Stated task
Restate the full listing word for word and leave the pictures out.

Records provided
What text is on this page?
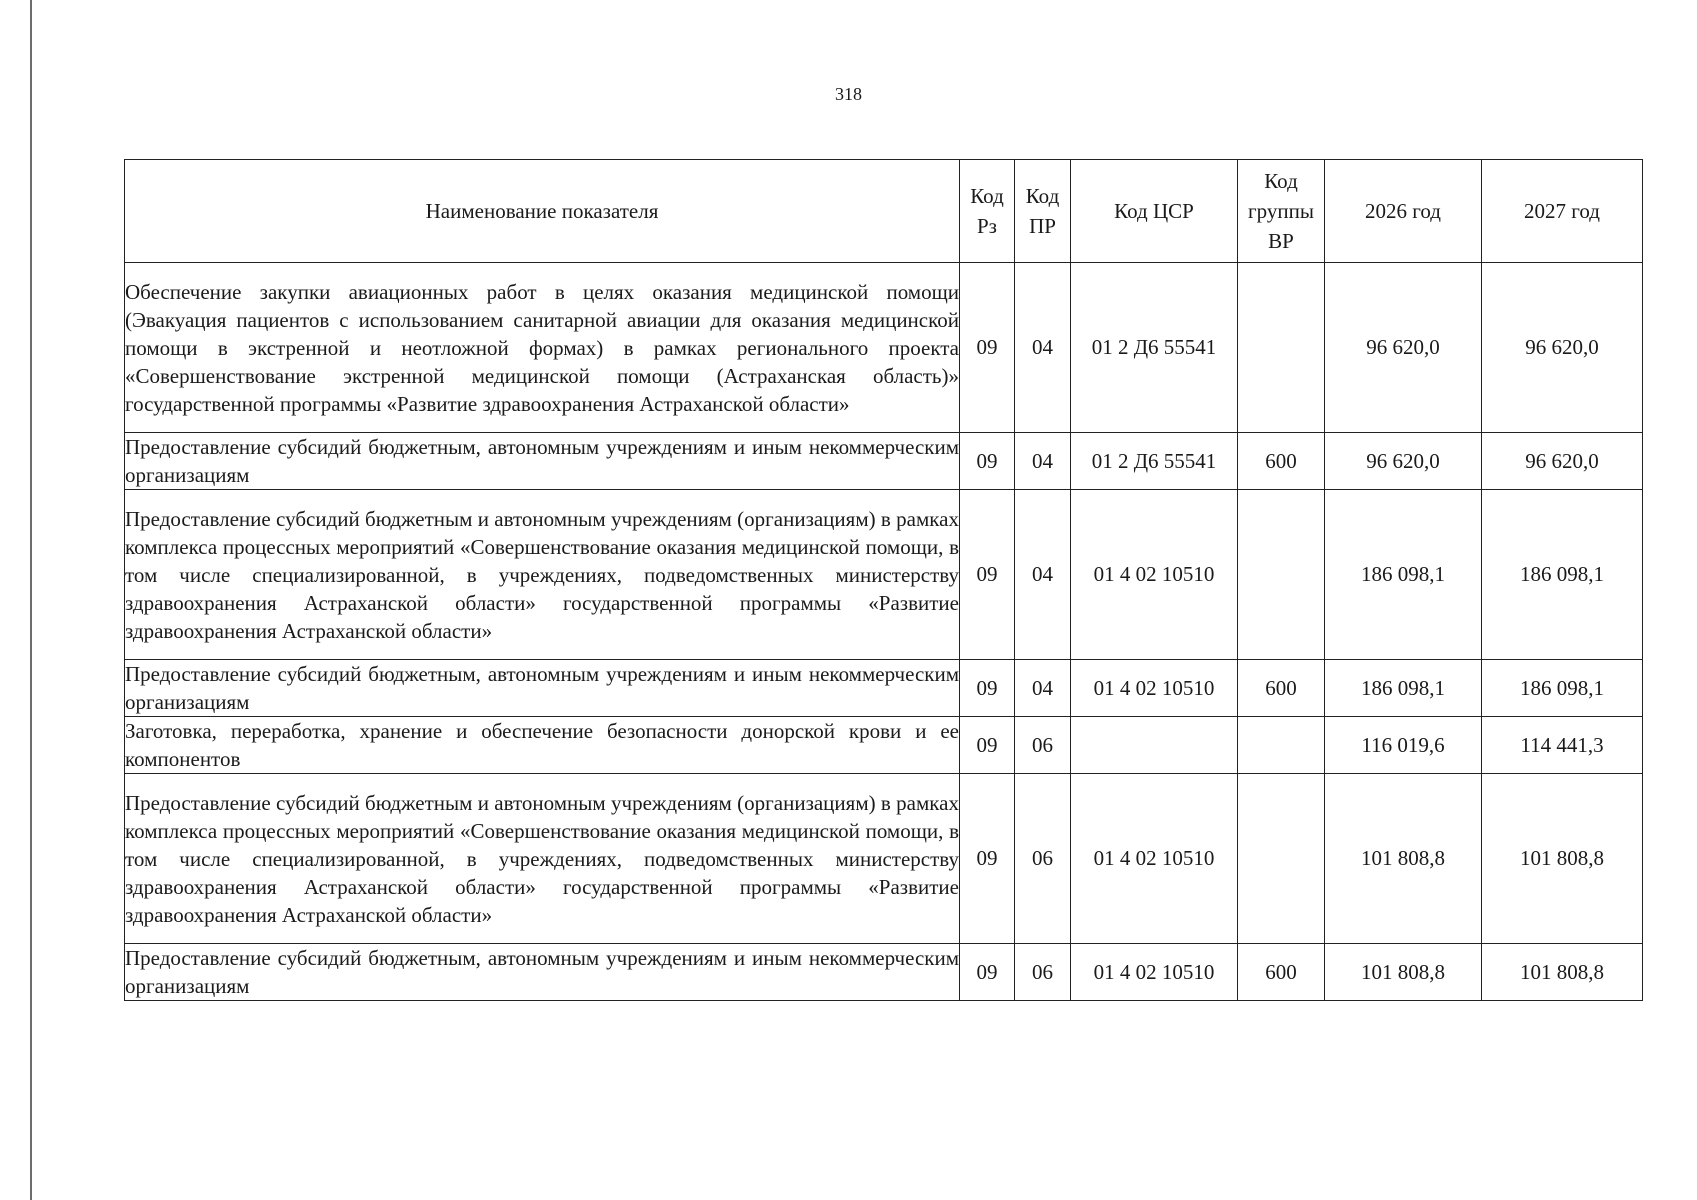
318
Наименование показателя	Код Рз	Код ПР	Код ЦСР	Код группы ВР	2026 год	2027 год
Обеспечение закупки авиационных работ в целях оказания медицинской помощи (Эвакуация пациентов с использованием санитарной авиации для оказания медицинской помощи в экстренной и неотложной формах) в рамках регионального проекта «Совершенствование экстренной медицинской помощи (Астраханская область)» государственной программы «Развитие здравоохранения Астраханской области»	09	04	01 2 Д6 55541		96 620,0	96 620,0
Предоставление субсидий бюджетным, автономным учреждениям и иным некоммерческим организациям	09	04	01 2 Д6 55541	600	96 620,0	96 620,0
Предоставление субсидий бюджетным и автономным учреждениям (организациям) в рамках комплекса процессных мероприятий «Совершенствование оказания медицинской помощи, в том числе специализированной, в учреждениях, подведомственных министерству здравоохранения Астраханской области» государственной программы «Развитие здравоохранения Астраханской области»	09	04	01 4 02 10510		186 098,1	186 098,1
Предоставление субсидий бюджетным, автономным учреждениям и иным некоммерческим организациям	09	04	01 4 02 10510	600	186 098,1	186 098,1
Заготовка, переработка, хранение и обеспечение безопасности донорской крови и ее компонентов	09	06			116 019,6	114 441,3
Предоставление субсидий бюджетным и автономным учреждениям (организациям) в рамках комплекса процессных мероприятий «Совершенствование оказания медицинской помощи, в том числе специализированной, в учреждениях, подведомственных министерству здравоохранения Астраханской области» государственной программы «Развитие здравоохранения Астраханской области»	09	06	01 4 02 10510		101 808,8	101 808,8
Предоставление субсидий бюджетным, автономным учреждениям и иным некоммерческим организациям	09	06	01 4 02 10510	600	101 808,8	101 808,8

Complete answer
What text is on this page?
318
Наименование показателя	Код Рз	Код ПР	Код ЦСР	Код группы ВР	2026 год	2027 год
Обеспечение закупки авиационных работ в целях оказания медицинской помощи (Эвакуация пациентов с использованием санитарной авиации для оказания медицинской помощи в экстренной и неотложной формах) в рамках регионального проекта «Совершенствование экстренной медицинской помощи (Астраханская область)» государственной программы «Развитие здравоохранения Астраханской области»	09	04	01 2 Д6 55541		96 620,0	96 620,0
Предоставление субсидий бюджетным, автономным учреждениям и иным некоммерческим организациям	09	04	01 2 Д6 55541	600	96 620,0	96 620,0
Предоставление субсидий бюджетным и автономным учреждениям (организациям) в рамках комплекса процессных мероприятий «Совершенствование оказания медицинской помощи, в том числе специализированной, в учреждениях, подведомственных министерству здравоохранения Астраханской области» государственной программы «Развитие здравоохранения Астраханской области»	09	04	01 4 02 10510		186 098,1	186 098,1
Предоставление субсидий бюджетным, автономным учреждениям и иным некоммерческим организациям	09	04	01 4 02 10510	600	186 098,1	186 098,1
Заготовка, переработка, хранение и обеспечение безопасности донорской крови и ее компонентов	09	06			116 019,6	114 441,3
Предоставление субсидий бюджетным и автономным учреждениям (организациям) в рамках комплекса процессных мероприятий «Совершенствование оказания медицинской помощи, в том числе специализированной, в учреждениях, подведомственных министерству здравоохранения Астраханской области» государственной программы «Развитие здравоохранения Астраханской области»	09	06	01 4 02 10510		101 808,8	101 808,8
Предоставление субсидий бюджетным, автономным учреждениям и иным некоммерческим организациям	09	06	01 4 02 10510	600	101 808,8	101 808,8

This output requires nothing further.